Task prompt:
Give back the full listing, character for character, with no pictures.

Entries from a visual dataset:
○ ○ ○ ○
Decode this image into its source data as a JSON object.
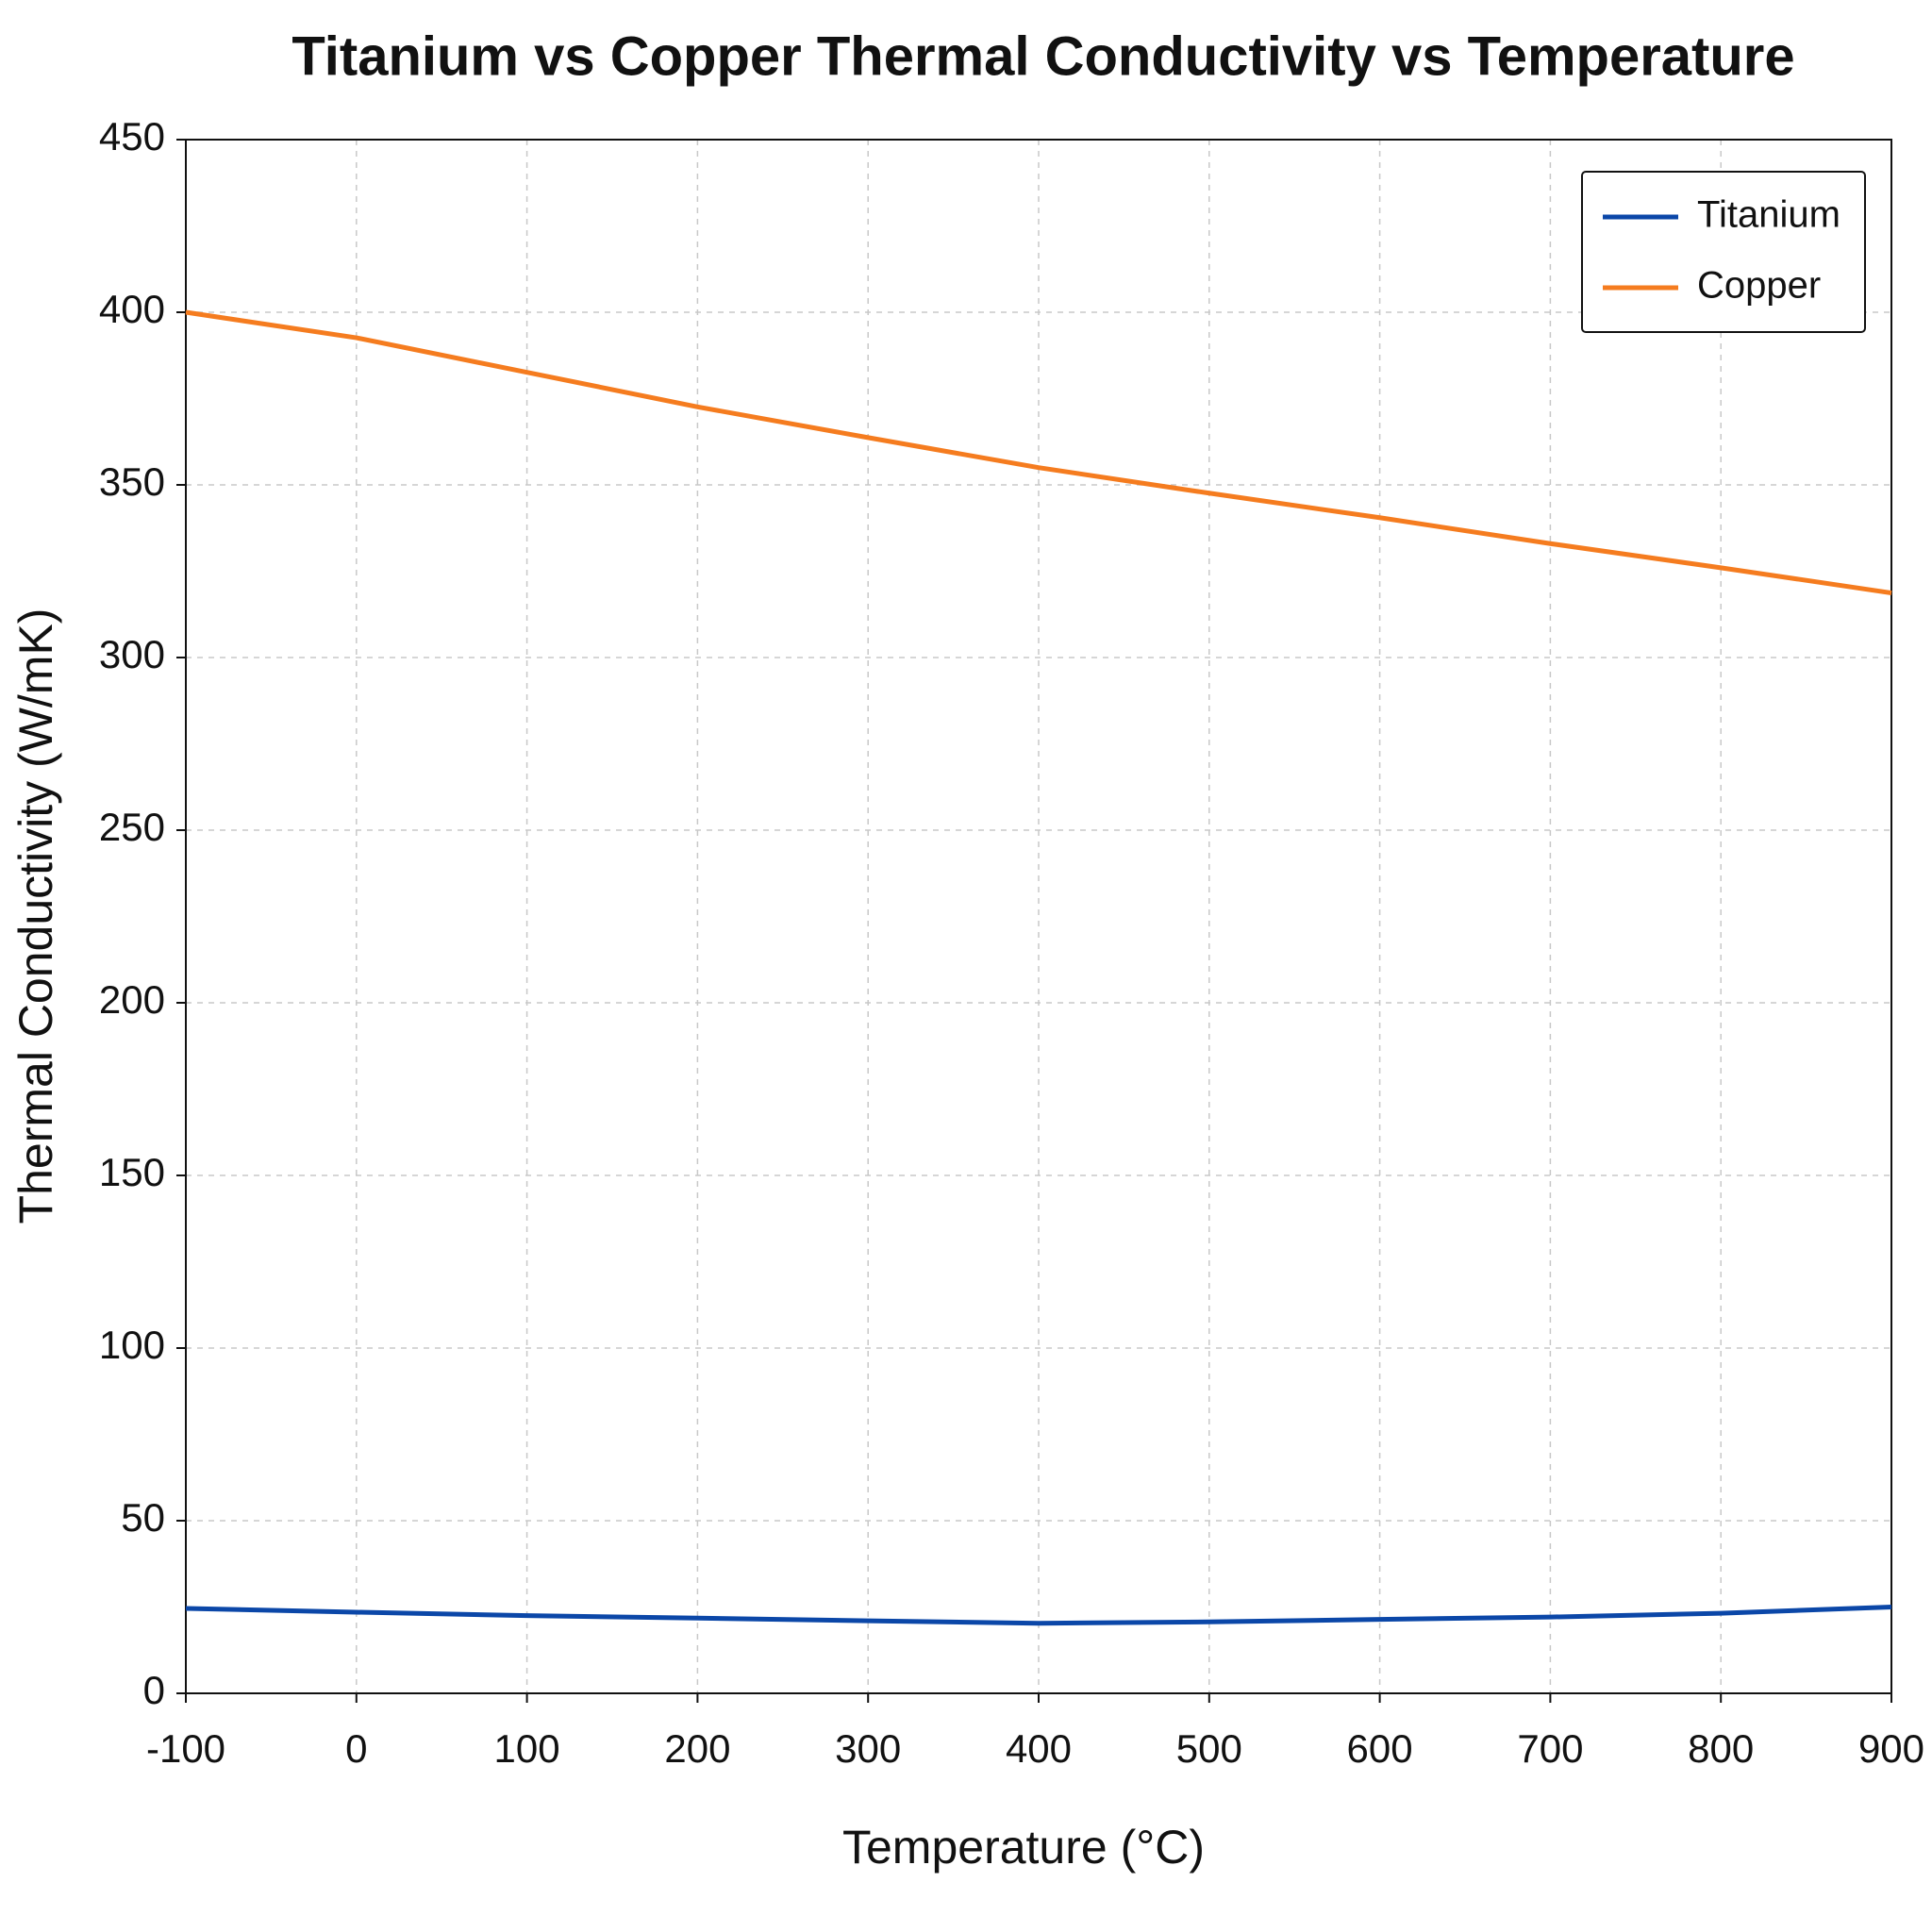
{
  "chart_data": {
    "type": "line",
    "title": "Titanium vs Copper Thermal Conductivity vs Temperature",
    "x_label": "Temperature (°C)",
    "y_label": "Thermal Conductivity (W/mK)",
    "x": [
      -100,
      0,
      100,
      200,
      300,
      400,
      500,
      600,
      700,
      800,
      900
    ],
    "series": [
      {
        "name": "Titanium",
        "color": "#0b47a8",
        "values": [
          24.6,
          23.5,
          22.5,
          21.8,
          21,
          20.3,
          20.7,
          21.4,
          22.1,
          23.2,
          25
        ]
      },
      {
        "name": "Copper",
        "color": "#f57c1f",
        "values": [
          400,
          392.6,
          382.6,
          372.6,
          363.7,
          355,
          347.6,
          340.5,
          333,
          326,
          318.7
        ]
      }
    ],
    "xlim": [
      -100,
      900
    ],
    "xticks": [
      -100,
      0,
      100,
      200,
      300,
      400,
      500,
      600,
      700,
      800,
      900
    ],
    "ylim": [
      0,
      450
    ],
    "yticks": [
      0,
      50,
      100,
      150,
      200,
      250,
      300,
      350,
      400,
      450
    ],
    "grid": true,
    "legend": "upper right"
  }
}
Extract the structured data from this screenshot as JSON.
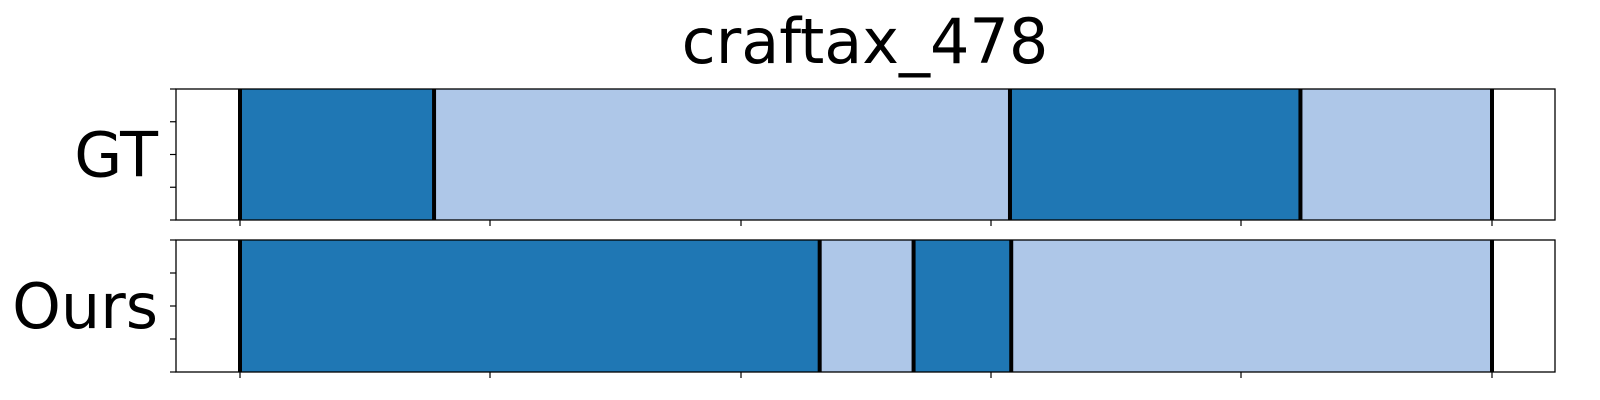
{
  "chart_data": {
    "type": "bar",
    "title": "craftax_478",
    "xlim": [
      0,
      1
    ],
    "grid": false,
    "colors": {
      "dark": "#1f77b4",
      "light": "#aec7e8",
      "boundary": "#000000"
    },
    "series": [
      {
        "name": "GT",
        "segments": [
          {
            "start": 0.0,
            "end": 0.155,
            "color": "dark"
          },
          {
            "start": 0.155,
            "end": 0.615,
            "color": "light"
          },
          {
            "start": 0.615,
            "end": 0.847,
            "color": "dark"
          },
          {
            "start": 0.847,
            "end": 1.0,
            "color": "light"
          }
        ]
      },
      {
        "name": "Ours",
        "segments": [
          {
            "start": 0.0,
            "end": 0.463,
            "color": "dark"
          },
          {
            "start": 0.463,
            "end": 0.538,
            "color": "light"
          },
          {
            "start": 0.538,
            "end": 0.616,
            "color": "dark"
          },
          {
            "start": 0.616,
            "end": 1.0,
            "color": "light"
          }
        ]
      }
    ]
  }
}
○ ○ ○ ○
Written solution:
Decode this image into its source data as a JSON object.
{
  "chart_data": {
    "type": "line",
    "title": "Titanium vs Copper Thermal Conductivity vs Temperature",
    "x_label": "Temperature (°C)",
    "y_label": "Thermal Conductivity (W/mK)",
    "x": [
      -100,
      0,
      100,
      200,
      300,
      400,
      500,
      600,
      700,
      800,
      900
    ],
    "series": [
      {
        "name": "Titanium",
        "color": "#0b47a8",
        "values": [
          24.6,
          23.5,
          22.5,
          21.8,
          21,
          20.3,
          20.7,
          21.4,
          22.1,
          23.2,
          25
        ]
      },
      {
        "name": "Copper",
        "color": "#f57c1f",
        "values": [
          400,
          392.6,
          382.6,
          372.6,
          363.7,
          355,
          347.6,
          340.5,
          333,
          326,
          318.7
        ]
      }
    ],
    "xlim": [
      -100,
      900
    ],
    "xticks": [
      -100,
      0,
      100,
      200,
      300,
      400,
      500,
      600,
      700,
      800,
      900
    ],
    "ylim": [
      0,
      450
    ],
    "yticks": [
      0,
      50,
      100,
      150,
      200,
      250,
      300,
      350,
      400,
      450
    ],
    "grid": true,
    "legend": "upper right"
  }
}
Extract the structured data from this screenshot as JSON.
{
  "chart_data": {
    "type": "bar",
    "title": "craftax_478",
    "xlim": [
      0,
      1
    ],
    "grid": false,
    "colors": {
      "dark": "#1f77b4",
      "light": "#aec7e8",
      "boundary": "#000000"
    },
    "series": [
      {
        "name": "GT",
        "segments": [
          {
            "start": 0.0,
            "end": 0.155,
            "color": "dark"
          },
          {
            "start": 0.155,
            "end": 0.615,
            "color": "light"
          },
          {
            "start": 0.615,
            "end": 0.847,
            "color": "dark"
          },
          {
            "start": 0.847,
            "end": 1.0,
            "color": "light"
          }
        ]
      },
      {
        "name": "Ours",
        "segments": [
          {
            "start": 0.0,
            "end": 0.463,
            "color": "dark"
          },
          {
            "start": 0.463,
            "end": 0.538,
            "color": "light"
          },
          {
            "start": 0.538,
            "end": 0.616,
            "color": "dark"
          },
          {
            "start": 0.616,
            "end": 1.0,
            "color": "light"
          }
        ]
      }
    ]
  }
}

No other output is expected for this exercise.